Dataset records
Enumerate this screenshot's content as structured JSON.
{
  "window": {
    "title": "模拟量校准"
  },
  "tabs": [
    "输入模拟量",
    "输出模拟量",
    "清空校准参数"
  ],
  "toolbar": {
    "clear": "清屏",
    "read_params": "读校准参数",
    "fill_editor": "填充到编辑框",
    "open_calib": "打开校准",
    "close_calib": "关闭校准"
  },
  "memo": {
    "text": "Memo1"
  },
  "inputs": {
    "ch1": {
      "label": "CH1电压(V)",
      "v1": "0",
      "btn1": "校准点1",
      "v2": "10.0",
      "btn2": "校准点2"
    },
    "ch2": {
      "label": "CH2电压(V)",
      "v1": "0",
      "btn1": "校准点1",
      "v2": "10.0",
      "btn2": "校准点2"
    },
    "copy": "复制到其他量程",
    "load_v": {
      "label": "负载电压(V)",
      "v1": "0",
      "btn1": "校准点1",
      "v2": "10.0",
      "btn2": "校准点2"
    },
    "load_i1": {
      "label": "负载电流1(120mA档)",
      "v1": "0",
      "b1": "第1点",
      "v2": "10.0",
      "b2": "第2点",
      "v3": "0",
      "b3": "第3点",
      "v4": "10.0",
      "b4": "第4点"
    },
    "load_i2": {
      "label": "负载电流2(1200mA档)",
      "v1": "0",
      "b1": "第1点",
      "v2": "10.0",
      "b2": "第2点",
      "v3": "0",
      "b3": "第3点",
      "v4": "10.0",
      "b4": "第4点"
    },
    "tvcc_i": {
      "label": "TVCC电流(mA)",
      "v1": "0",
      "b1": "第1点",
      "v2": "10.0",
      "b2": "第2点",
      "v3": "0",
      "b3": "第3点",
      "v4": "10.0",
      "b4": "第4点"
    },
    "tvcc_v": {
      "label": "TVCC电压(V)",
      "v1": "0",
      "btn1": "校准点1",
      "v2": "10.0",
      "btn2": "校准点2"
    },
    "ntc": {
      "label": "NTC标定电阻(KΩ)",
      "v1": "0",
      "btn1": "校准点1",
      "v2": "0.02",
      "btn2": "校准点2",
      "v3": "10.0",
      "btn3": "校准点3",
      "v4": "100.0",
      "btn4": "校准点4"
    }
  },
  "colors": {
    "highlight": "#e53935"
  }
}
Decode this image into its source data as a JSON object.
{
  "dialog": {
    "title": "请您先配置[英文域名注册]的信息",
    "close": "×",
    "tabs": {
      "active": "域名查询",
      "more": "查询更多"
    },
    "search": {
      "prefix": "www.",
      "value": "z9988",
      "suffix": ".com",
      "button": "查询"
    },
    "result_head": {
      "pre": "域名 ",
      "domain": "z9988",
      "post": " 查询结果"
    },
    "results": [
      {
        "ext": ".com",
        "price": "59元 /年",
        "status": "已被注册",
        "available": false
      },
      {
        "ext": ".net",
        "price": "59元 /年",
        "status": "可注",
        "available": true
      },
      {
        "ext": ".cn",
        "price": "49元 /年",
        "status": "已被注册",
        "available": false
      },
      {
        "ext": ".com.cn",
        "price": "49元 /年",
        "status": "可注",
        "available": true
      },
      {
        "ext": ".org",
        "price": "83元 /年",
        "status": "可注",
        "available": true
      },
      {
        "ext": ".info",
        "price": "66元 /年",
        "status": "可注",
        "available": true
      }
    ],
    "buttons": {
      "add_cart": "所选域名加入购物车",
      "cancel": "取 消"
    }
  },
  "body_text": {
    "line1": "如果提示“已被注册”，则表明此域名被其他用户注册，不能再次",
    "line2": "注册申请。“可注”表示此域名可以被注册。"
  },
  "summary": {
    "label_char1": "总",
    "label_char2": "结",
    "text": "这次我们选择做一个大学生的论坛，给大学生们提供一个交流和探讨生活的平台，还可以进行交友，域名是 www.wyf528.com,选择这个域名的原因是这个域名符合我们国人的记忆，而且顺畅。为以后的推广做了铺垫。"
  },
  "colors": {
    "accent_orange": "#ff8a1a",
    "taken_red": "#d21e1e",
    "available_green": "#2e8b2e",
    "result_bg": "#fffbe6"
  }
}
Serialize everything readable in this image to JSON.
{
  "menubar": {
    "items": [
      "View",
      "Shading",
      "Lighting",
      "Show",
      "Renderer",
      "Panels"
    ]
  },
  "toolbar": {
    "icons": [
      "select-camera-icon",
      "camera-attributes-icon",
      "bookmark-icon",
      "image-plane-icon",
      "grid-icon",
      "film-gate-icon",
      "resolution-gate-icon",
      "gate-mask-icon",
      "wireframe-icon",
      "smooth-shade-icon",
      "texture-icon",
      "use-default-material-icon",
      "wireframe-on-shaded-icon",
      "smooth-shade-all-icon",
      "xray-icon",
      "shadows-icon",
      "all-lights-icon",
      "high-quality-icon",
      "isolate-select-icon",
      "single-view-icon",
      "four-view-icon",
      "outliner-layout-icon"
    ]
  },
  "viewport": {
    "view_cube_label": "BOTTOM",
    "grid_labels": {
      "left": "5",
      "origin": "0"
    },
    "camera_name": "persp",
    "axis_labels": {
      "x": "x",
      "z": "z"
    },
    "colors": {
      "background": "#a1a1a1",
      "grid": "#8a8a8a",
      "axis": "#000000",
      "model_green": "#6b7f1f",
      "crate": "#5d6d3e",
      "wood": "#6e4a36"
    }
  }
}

> [WRITTEN TASK]: Output all of the material exactly as written.

> [FULL SOLUTION]:
Enumerate this screenshot's content as structured JSON.
{
  "window": {
    "title": "模拟量校准"
  },
  "tabs": [
    "输入模拟量",
    "输出模拟量",
    "清空校准参数"
  ],
  "toolbar": {
    "clear": "清屏",
    "read_params": "读校准参数",
    "fill_editor": "填充到编辑框",
    "open_calib": "打开校准",
    "close_calib": "关闭校准"
  },
  "memo": {
    "text": "Memo1"
  },
  "inputs": {
    "ch1": {
      "label": "CH1电压(V)",
      "v1": "0",
      "btn1": "校准点1",
      "v2": "10.0",
      "btn2": "校准点2"
    },
    "ch2": {
      "label": "CH2电压(V)",
      "v1": "0",
      "btn1": "校准点1",
      "v2": "10.0",
      "btn2": "校准点2"
    },
    "copy": "复制到其他量程",
    "load_v": {
      "label": "负载电压(V)",
      "v1": "0",
      "btn1": "校准点1",
      "v2": "10.0",
      "btn2": "校准点2"
    },
    "load_i1": {
      "label": "负载电流1(120mA档)",
      "v1": "0",
      "b1": "第1点",
      "v2": "10.0",
      "b2": "第2点",
      "v3": "0",
      "b3": "第3点",
      "v4": "10.0",
      "b4": "第4点"
    },
    "load_i2": {
      "label": "负载电流2(1200mA档)",
      "v1": "0",
      "b1": "第1点",
      "v2": "10.0",
      "b2": "第2点",
      "v3": "0",
      "b3": "第3点",
      "v4": "10.0",
      "b4": "第4点"
    },
    "tvcc_i": {
      "label": "TVCC电流(mA)",
      "v1": "0",
      "b1": "第1点",
      "v2": "10.0",
      "b2": "第2点",
      "v3": "0",
      "b3": "第3点",
      "v4": "10.0",
      "b4": "第4点"
    },
    "tvcc_v": {
      "label": "TVCC电压(V)",
      "v1": "0",
      "btn1": "校准点1",
      "v2": "10.0",
      "btn2": "校准点2"
    },
    "ntc": {
      "label": "NTC标定电阻(KΩ)",
      "v1": "0",
      "btn1": "校准点1",
      "v2": "0.02",
      "btn2": "校准点2",
      "v3": "10.0",
      "btn3": "校准点3",
      "v4": "100.0",
      "btn4": "校准点4"
    }
  },
  "colors": {
    "highlight": "#e53935"
  }
}
Decode this image into its source data as a JSON object.
{
  "dialog": {
    "title": "请您先配置[英文域名注册]的信息",
    "close": "×",
    "tabs": {
      "active": "域名查询",
      "more": "查询更多"
    },
    "search": {
      "prefix": "www.",
      "value": "z9988",
      "suffix": ".com",
      "button": "查询"
    },
    "result_head": {
      "pre": "域名 ",
      "domain": "z9988",
      "post": " 查询结果"
    },
    "results": [
      {
        "ext": ".com",
        "price": "59元 /年",
        "status": "已被注册",
        "available": false
      },
      {
        "ext": ".net",
        "price": "59元 /年",
        "status": "可注",
        "available": true
      },
      {
        "ext": ".cn",
        "price": "49元 /年",
        "status": "已被注册",
        "available": false
      },
      {
        "ext": ".com.cn",
        "price": "49元 /年",
        "status": "可注",
        "available": true
      },
      {
        "ext": ".org",
        "price": "83元 /年",
        "status": "可注",
        "available": true
      },
      {
        "ext": ".info",
        "price": "66元 /年",
        "status": "可注",
        "available": true
      }
    ],
    "buttons": {
      "add_cart": "所选域名加入购物车",
      "cancel": "取 消"
    }
  },
  "body_text": {
    "line1": "如果提示“已被注册”，则表明此域名被其他用户注册，不能再次",
    "line2": "注册申请。“可注”表示此域名可以被注册。"
  },
  "summary": {
    "label_char1": "总",
    "label_char2": "结",
    "text": "这次我们选择做一个大学生的论坛，给大学生们提供一个交流和探讨生活的平台，还可以进行交友，域名是 www.wyf528.com,选择这个域名的原因是这个域名符合我们国人的记忆，而且顺畅。为以后的推广做了铺垫。"
  },
  "colors": {
    "accent_orange": "#ff8a1a",
    "taken_red": "#d21e1e",
    "available_green": "#2e8b2e",
    "result_bg": "#fffbe6"
  }
}
Serialize everything readable in this image to JSON.
{
  "menubar": {
    "items": [
      "View",
      "Shading",
      "Lighting",
      "Show",
      "Renderer",
      "Panels"
    ]
  },
  "toolbar": {
    "icons": [
      "select-camera-icon",
      "camera-attributes-icon",
      "bookmark-icon",
      "image-plane-icon",
      "grid-icon",
      "film-gate-icon",
      "resolution-gate-icon",
      "gate-mask-icon",
      "wireframe-icon",
      "smooth-shade-icon",
      "texture-icon",
      "use-default-material-icon",
      "wireframe-on-shaded-icon",
      "smooth-shade-all-icon",
      "xray-icon",
      "shadows-icon",
      "all-lights-icon",
      "high-quality-icon",
      "isolate-select-icon",
      "single-view-icon",
      "four-view-icon",
      "outliner-layout-icon"
    ]
  },
  "viewport": {
    "view_cube_label": "BOTTOM",
    "grid_labels": {
      "left": "5",
      "origin": "0"
    },
    "camera_name": "persp",
    "axis_labels": {
      "x": "x",
      "z": "z"
    },
    "colors": {
      "background": "#a1a1a1",
      "grid": "#8a8a8a",
      "axis": "#000000",
      "model_green": "#6b7f1f",
      "crate": "#5d6d3e",
      "wood": "#6e4a36"
    }
  }
}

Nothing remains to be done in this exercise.